#### RAW DATA ####
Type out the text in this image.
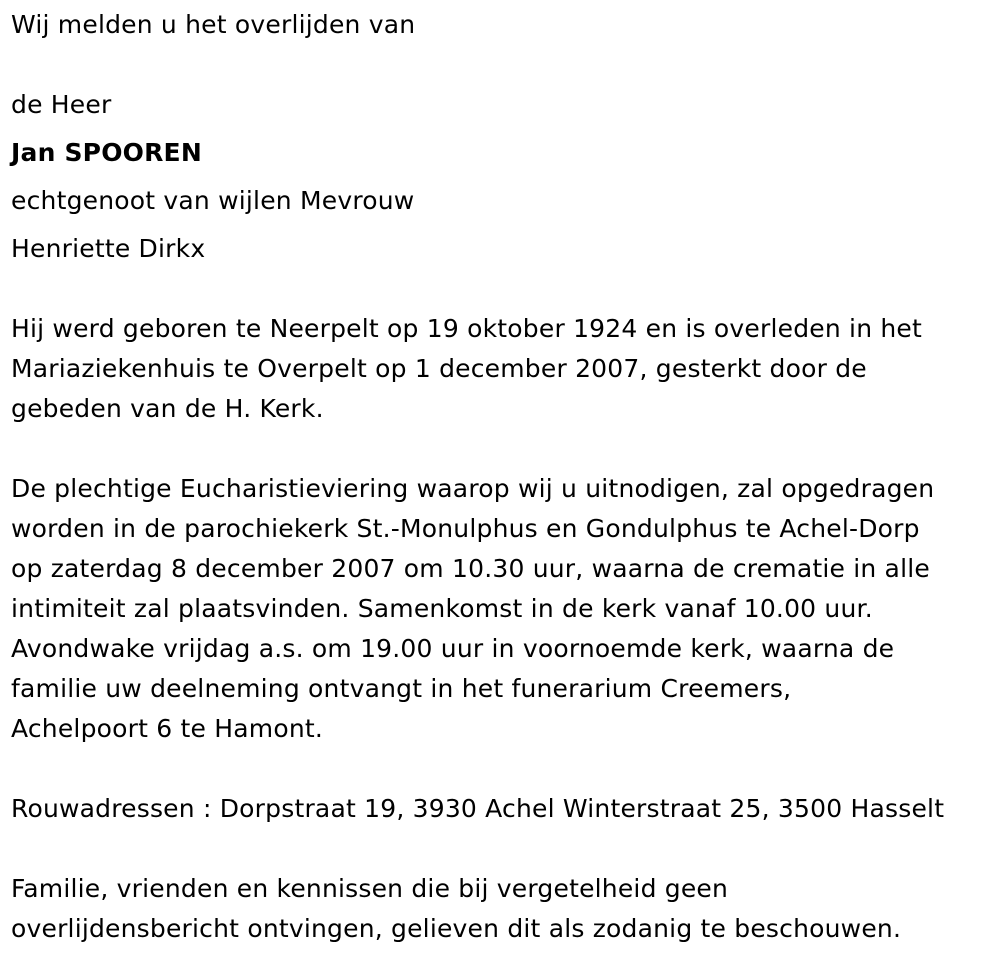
Wij melden u het overlijden van
de Heer
Jan SPOOREN
echtgenoot van wijlen Mevrouw
Henriette Dirkx
Hij werd geboren te Neerpelt op 19 oktober 1924 en is overleden in het
Mariaziekenhuis te Overpelt op 1 december 2007, gesterkt door de
gebeden van de H. Kerk.
De plechtige Eucharistieviering waarop wij u uitnodigen, zal opgedragen
worden in de parochiekerk St.-Monulphus en Gondulphus te Achel-Dorp
op zaterdag 8 december 2007 om 10.30 uur, waarna de crematie in alle
intimiteit zal plaatsvinden. Samenkomst in de kerk vanaf 10.00 uur.
Avondwake vrijdag a.s. om 19.00 uur in voornoemde kerk, waarna de
familie uw deelneming ontvangt in het funerarium Creemers,
Achelpoort 6 te Hamont.
Rouwadressen : Dorpstraat 19, 3930 Achel Winterstraat 25, 3500 Hasselt
Familie, vrienden en kennissen die bij vergetelheid geen
overlijdensbericht ontvingen, gelieven dit als zodanig te beschouwen.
####
Leave out the pictures and copy every record above exactly.

Type out the text in this image.
Wij melden u het overlijden van
de Heer
Jan SPOOREN
echtgenoot van wijlen Mevrouw
Henriette Dirkx
Hij werd geboren te Neerpelt op 19 oktober 1924 en is overleden in het
Mariaziekenhuis te Overpelt op 1 december 2007, gesterkt door de
gebeden van de H. Kerk.
De plechtige Eucharistieviering waarop wij u uitnodigen, zal opgedragen
worden in de parochiekerk St.-Monulphus en Gondulphus te Achel-Dorp
op zaterdag 8 december 2007 om 10.30 uur, waarna de crematie in alle
intimiteit zal plaatsvinden. Samenkomst in de kerk vanaf 10.00 uur.
Avondwake vrijdag a.s. om 19.00 uur in voornoemde kerk, waarna de
familie uw deelneming ontvangt in het funerarium Creemers,
Achelpoort 6 te Hamont.
Rouwadressen : Dorpstraat 19, 3930 Achel Winterstraat 25, 3500 Hasselt
Familie, vrienden en kennissen die bij vergetelheid geen
overlijdensbericht ontvingen, gelieven dit als zodanig te beschouwen.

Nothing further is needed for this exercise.